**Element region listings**
[Start]

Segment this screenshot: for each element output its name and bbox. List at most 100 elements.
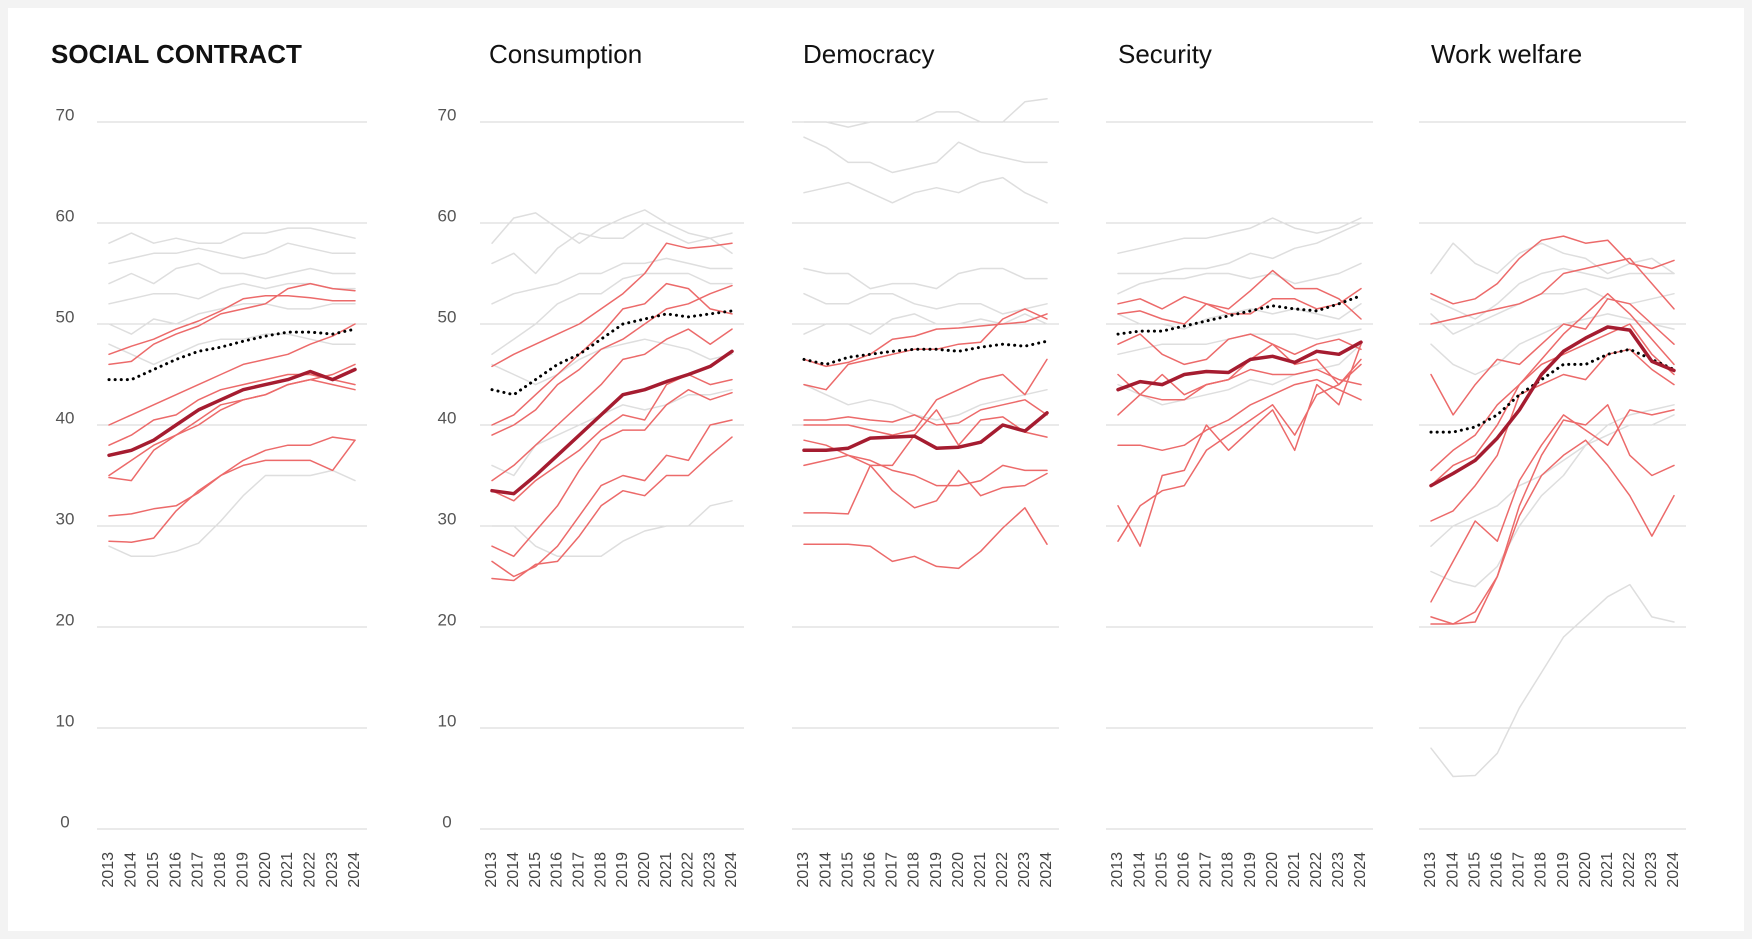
series-line (1430, 313, 1675, 376)
series-line (803, 176, 1048, 204)
series-line (1430, 439, 1675, 625)
series-line (108, 333, 356, 366)
series-line (1430, 287, 1675, 335)
series-line (490, 309, 734, 397)
panel: Security 2013 2014 2015 2016 2017 2018 2019 2020… (1106, 39, 1373, 888)
x-tick-label: 2024 (1665, 852, 1682, 888)
series-line (1430, 348, 1675, 522)
series-line (108, 363, 356, 482)
series-line (108, 294, 356, 356)
y-tick-label: 70 (56, 105, 75, 124)
series-line (1117, 343, 1362, 547)
series-line (491, 257, 733, 305)
x-tick-label: 2021 (279, 852, 296, 888)
series-line (491, 282, 733, 426)
x-tick-label: 2022 (1308, 852, 1325, 888)
x-tick-label: 2015 (1153, 852, 1170, 888)
series-line (108, 469, 356, 558)
panel-title: Democracy (803, 39, 934, 69)
series-line (1117, 262, 1362, 295)
series-line (1117, 217, 1362, 255)
series-line (1430, 404, 1675, 625)
x-tick-label: 2014 (123, 852, 140, 888)
series-line (803, 464, 1048, 515)
x-tick-label: 2020 (257, 852, 274, 888)
series-line (1430, 235, 1675, 305)
series-line (1429, 325, 1676, 488)
panel: Consumption 0 10 20 30 40 50 60 70 2013 2014 2015 20… (438, 39, 744, 888)
x-tick-label: 2020 (950, 852, 967, 888)
x-tick-label: 2022 (1621, 852, 1638, 888)
x-tick-label: 2013 (100, 852, 117, 888)
y-tick-label: 30 (56, 509, 75, 528)
y-tick-label: 10 (56, 711, 75, 730)
series-line (108, 303, 356, 335)
x-tick-label: 2024 (346, 852, 363, 888)
series-line (108, 262, 356, 285)
series-line (108, 282, 356, 366)
y-tick-label: 0 (442, 812, 451, 831)
series-line (491, 284, 733, 436)
series-line (1117, 343, 1362, 401)
series-line (802, 339, 1049, 366)
y-tick-label: 30 (438, 509, 457, 528)
series-line (1117, 333, 1362, 366)
x-tick-label: 2023 (1330, 852, 1347, 888)
series-line (803, 383, 1048, 421)
series-line (803, 313, 1048, 335)
series-line (108, 242, 356, 265)
x-tick-label: 2014 (505, 852, 522, 888)
x-tick-label: 2013 (1422, 852, 1439, 888)
series-line (1116, 294, 1363, 336)
panel: Democracy 2013 2014 2015 2016 2017 2018 2019 202… (792, 39, 1059, 888)
background (8, 8, 1744, 931)
x-tick-label: 2017 (570, 852, 587, 888)
y-tick-label: 10 (438, 711, 457, 730)
series-line (1430, 298, 1675, 416)
x-tick-label: 2019 (234, 852, 251, 888)
series-line (803, 313, 1048, 368)
series-line (803, 507, 1048, 570)
x-tick-label: 2013 (1109, 852, 1126, 888)
series-line (1429, 347, 1676, 434)
x-tick-label: 2021 (1599, 852, 1616, 888)
series-line (803, 292, 1048, 315)
x-tick-label: 2020 (1264, 852, 1281, 888)
y-tick-label: 0 (60, 812, 69, 831)
y-tick-label: 20 (438, 610, 457, 629)
x-tick-label: 2019 (614, 852, 631, 888)
series-line (1430, 583, 1675, 778)
series-line (491, 272, 733, 356)
series-line (107, 367, 357, 458)
x-tick-label: 2024 (1038, 852, 1055, 888)
series-line (107, 327, 357, 382)
x-tick-label: 2023 (324, 852, 341, 888)
x-tick-label: 2020 (636, 852, 653, 888)
series-line (1430, 257, 1675, 325)
series-line (803, 98, 1048, 128)
x-tick-label: 2018 (1220, 852, 1237, 888)
series-line (1117, 358, 1362, 542)
series-line (1430, 292, 1675, 472)
series-line (491, 419, 733, 578)
series-line (1117, 269, 1362, 320)
series-line (1430, 323, 1675, 487)
series-line (491, 500, 733, 558)
series-line (108, 439, 356, 543)
y-tick-label: 20 (56, 610, 75, 629)
x-tick-label: 2016 (861, 852, 878, 888)
x-tick-label: 2017 (190, 852, 207, 888)
x-tick-label: 2017 (1511, 852, 1528, 888)
y-tick-label: 40 (56, 408, 75, 427)
series-line (803, 308, 1048, 391)
series-line (491, 328, 733, 482)
series-line (491, 436, 733, 582)
y-tick-label: 40 (438, 408, 457, 427)
x-tick-label: 2023 (701, 852, 718, 888)
panel-title: Consumption (489, 39, 642, 69)
series-line (108, 227, 356, 244)
series-line (803, 136, 1048, 174)
x-tick-label: 2015 (1466, 852, 1483, 888)
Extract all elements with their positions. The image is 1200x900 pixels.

[End]

**Given instruction**
Gather every line in the entries above that contains the word "elements".

**Task answer**
Segment this screenshot: for each element output its name and bbox. List at most 100 elements.
Extract all elements with their positions. The image is 1200x900 pixels.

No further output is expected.